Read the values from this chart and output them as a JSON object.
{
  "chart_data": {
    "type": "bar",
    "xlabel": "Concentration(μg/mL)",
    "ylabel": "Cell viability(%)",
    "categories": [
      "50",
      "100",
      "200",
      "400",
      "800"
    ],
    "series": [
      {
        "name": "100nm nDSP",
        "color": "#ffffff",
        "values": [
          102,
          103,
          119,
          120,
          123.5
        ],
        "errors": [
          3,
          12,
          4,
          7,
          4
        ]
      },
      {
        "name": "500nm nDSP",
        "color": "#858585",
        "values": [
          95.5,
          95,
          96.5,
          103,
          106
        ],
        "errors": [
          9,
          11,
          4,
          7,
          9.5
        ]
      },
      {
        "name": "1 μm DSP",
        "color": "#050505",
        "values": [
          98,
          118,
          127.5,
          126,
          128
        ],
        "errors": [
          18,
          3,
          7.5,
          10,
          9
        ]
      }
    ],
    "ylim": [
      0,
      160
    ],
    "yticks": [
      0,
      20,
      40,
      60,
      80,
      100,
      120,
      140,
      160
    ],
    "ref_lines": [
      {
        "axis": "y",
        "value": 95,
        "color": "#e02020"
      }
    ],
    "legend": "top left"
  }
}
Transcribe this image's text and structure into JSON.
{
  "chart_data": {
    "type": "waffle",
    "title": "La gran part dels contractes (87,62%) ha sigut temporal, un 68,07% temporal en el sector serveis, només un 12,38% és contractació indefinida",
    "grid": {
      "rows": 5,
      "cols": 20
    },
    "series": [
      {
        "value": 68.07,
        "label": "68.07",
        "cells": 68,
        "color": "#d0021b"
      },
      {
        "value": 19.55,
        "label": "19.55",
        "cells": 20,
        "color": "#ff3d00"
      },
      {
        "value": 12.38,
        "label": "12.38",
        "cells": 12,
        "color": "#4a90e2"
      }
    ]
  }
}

* * * * * * * * *

**Exercise task**
Extract all of the data exactly as written.

**Final result**
Read the values from this chart and output them as a JSON object.
{
  "chart_data": {
    "type": "bar",
    "xlabel": "Concentration(μg/mL)",
    "ylabel": "Cell viability(%)",
    "categories": [
      "50",
      "100",
      "200",
      "400",
      "800"
    ],
    "series": [
      {
        "name": "100nm nDSP",
        "color": "#ffffff",
        "values": [
          102,
          103,
          119,
          120,
          123.5
        ],
        "errors": [
          3,
          12,
          4,
          7,
          4
        ]
      },
      {
        "name": "500nm nDSP",
        "color": "#858585",
        "values": [
          95.5,
          95,
          96.5,
          103,
          106
        ],
        "errors": [
          9,
          11,
          4,
          7,
          9.5
        ]
      },
      {
        "name": "1 μm DSP",
        "color": "#050505",
        "values": [
          98,
          118,
          127.5,
          126,
          128
        ],
        "errors": [
          18,
          3,
          7.5,
          10,
          9
        ]
      }
    ],
    "ylim": [
      0,
      160
    ],
    "yticks": [
      0,
      20,
      40,
      60,
      80,
      100,
      120,
      140,
      160
    ],
    "ref_lines": [
      {
        "axis": "y",
        "value": 95,
        "color": "#e02020"
      }
    ],
    "legend": "top left"
  }
}
Transcribe this image's text and structure into JSON.
{
  "chart_data": {
    "type": "waffle",
    "title": "La gran part dels contractes (87,62%) ha sigut temporal, un 68,07% temporal en el sector serveis, només un 12,38% és contractació indefinida",
    "grid": {
      "rows": 5,
      "cols": 20
    },
    "series": [
      {
        "value": 68.07,
        "label": "68.07",
        "cells": 68,
        "color": "#d0021b"
      },
      {
        "value": 19.55,
        "label": "19.55",
        "cells": 20,
        "color": "#ff3d00"
      },
      {
        "value": 12.38,
        "label": "12.38",
        "cells": 12,
        "color": "#4a90e2"
      }
    ]
  }
}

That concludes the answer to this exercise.